* Start Material shown *

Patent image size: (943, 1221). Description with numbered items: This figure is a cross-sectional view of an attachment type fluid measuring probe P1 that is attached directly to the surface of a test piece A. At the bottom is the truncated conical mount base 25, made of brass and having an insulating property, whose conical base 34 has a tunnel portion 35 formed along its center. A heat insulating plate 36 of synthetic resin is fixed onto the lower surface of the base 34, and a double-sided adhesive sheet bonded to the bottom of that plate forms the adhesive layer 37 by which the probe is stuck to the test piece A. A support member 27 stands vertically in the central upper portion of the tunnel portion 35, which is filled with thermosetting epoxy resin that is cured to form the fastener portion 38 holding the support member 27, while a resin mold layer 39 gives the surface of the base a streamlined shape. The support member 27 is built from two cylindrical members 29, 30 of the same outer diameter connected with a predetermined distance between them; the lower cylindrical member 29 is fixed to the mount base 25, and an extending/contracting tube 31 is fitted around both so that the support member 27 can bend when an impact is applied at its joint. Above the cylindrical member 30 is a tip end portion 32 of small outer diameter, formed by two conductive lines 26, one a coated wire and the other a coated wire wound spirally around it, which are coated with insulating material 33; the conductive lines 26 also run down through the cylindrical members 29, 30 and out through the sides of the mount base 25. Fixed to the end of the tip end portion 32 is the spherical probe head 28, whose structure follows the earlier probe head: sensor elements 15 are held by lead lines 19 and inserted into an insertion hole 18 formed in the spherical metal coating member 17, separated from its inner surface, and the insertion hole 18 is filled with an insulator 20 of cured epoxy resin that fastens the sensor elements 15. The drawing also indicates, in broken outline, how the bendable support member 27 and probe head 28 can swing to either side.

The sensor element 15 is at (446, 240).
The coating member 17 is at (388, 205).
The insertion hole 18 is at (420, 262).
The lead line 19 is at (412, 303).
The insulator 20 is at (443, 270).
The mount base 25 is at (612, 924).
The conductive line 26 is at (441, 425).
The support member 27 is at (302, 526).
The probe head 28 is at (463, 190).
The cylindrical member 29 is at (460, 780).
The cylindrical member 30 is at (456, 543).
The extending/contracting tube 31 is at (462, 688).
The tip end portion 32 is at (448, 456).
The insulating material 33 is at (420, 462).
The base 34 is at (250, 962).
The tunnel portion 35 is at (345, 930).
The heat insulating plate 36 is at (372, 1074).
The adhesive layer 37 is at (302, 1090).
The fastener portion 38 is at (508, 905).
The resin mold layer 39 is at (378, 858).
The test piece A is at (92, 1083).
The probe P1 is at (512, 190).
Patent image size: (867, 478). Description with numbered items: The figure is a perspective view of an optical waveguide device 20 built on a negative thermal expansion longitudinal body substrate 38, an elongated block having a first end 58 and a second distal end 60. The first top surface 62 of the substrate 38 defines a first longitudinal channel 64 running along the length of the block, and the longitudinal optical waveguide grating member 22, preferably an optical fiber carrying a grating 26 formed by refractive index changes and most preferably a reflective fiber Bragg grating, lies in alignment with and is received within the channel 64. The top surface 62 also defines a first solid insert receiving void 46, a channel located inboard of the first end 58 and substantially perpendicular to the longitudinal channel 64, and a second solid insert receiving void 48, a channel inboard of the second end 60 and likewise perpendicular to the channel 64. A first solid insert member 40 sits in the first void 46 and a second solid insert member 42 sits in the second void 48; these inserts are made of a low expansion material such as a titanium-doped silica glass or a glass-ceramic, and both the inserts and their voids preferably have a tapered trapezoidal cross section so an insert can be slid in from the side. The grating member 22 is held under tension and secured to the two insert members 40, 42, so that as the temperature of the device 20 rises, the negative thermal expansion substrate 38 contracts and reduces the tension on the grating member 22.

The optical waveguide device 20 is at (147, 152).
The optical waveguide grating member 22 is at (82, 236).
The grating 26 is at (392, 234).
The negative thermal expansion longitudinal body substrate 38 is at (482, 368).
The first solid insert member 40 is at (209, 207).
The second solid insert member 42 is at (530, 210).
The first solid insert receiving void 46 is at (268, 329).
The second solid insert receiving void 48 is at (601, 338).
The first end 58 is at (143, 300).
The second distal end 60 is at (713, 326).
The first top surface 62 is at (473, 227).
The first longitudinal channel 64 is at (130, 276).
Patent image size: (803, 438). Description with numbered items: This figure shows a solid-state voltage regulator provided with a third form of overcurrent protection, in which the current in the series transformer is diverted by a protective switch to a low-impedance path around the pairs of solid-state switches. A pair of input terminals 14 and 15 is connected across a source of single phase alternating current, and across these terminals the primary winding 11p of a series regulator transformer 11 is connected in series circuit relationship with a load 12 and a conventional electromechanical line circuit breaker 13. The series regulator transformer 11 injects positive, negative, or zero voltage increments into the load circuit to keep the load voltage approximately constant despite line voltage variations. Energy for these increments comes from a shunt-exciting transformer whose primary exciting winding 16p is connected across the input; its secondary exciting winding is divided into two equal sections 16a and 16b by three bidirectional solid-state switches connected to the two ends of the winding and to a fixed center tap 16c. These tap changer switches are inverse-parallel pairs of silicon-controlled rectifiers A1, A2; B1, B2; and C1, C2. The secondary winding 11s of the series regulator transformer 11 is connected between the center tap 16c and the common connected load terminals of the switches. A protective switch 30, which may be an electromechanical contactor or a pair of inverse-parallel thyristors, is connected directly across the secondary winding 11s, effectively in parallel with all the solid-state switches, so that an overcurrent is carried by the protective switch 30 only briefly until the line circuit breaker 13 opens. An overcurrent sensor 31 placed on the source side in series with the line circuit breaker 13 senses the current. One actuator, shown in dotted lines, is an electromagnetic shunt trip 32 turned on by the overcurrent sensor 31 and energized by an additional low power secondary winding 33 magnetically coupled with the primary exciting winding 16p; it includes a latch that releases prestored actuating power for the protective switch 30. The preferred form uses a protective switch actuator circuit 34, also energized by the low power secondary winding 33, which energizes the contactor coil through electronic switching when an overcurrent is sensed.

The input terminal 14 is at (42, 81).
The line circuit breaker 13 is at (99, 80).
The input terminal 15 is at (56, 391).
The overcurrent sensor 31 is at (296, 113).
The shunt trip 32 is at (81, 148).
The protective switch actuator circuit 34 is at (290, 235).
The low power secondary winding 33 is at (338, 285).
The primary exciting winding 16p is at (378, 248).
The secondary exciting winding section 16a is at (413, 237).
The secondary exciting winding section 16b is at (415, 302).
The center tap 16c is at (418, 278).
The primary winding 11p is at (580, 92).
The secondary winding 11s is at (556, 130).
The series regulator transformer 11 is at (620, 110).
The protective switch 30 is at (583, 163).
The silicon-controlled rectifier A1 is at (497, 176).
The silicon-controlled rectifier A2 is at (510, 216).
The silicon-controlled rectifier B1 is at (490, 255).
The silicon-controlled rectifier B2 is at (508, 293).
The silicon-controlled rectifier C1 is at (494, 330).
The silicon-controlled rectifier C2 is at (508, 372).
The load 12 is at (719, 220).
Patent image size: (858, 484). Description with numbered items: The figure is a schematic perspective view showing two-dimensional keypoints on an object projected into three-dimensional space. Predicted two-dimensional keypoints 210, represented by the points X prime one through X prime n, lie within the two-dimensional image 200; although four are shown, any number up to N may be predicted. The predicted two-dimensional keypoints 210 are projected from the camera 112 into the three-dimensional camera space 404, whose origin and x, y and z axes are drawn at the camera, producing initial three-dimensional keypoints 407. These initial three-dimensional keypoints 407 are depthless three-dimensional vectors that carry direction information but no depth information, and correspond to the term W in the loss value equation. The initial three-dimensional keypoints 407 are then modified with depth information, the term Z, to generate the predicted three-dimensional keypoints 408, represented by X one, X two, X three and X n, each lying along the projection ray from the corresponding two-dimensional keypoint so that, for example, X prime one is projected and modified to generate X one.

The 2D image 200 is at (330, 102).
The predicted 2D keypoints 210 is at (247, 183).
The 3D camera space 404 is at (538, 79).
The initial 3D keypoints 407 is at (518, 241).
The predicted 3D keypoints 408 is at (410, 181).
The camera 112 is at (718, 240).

* End Material shown *

Task to carry out =>
Extract every line of the material above that contains the string "then". Matching is case-sensitive.

Answer to this exercise =>
Patent image size: (858, 484). Description with numbered items: The figure is a schematic perspective view showing two-dimensional keypoints on an object projected into three-dimensional space. Predicted two-dimensional keypoints 210, represented by the points X prime one through X prime n, lie within the two-dimensional image 200; although four are shown, any number up to N may be predicted. The predicted two-dimensional keypoints 210 are projected from the camera 112 into the three-dimensional camera space 404, whose origin and x, y and z axes are drawn at the camera, producing initial three-dimensional keypoints 407. These initial three-dimensional keypoints 407 are depthless three-dimensional vectors that carry direction information but no depth information, and correspond to the term W in the loss value equation. The initial three-dimensional keypoints 407 are then modified with depth information, the term Z, to generate the predicted three-dimensional keypoints 408, represented by X one, X two, X three and X n, each lying along the projection ray from the corresponding two-dimensional keypoint so that, for example, X prime one is projected and modified to generate X one.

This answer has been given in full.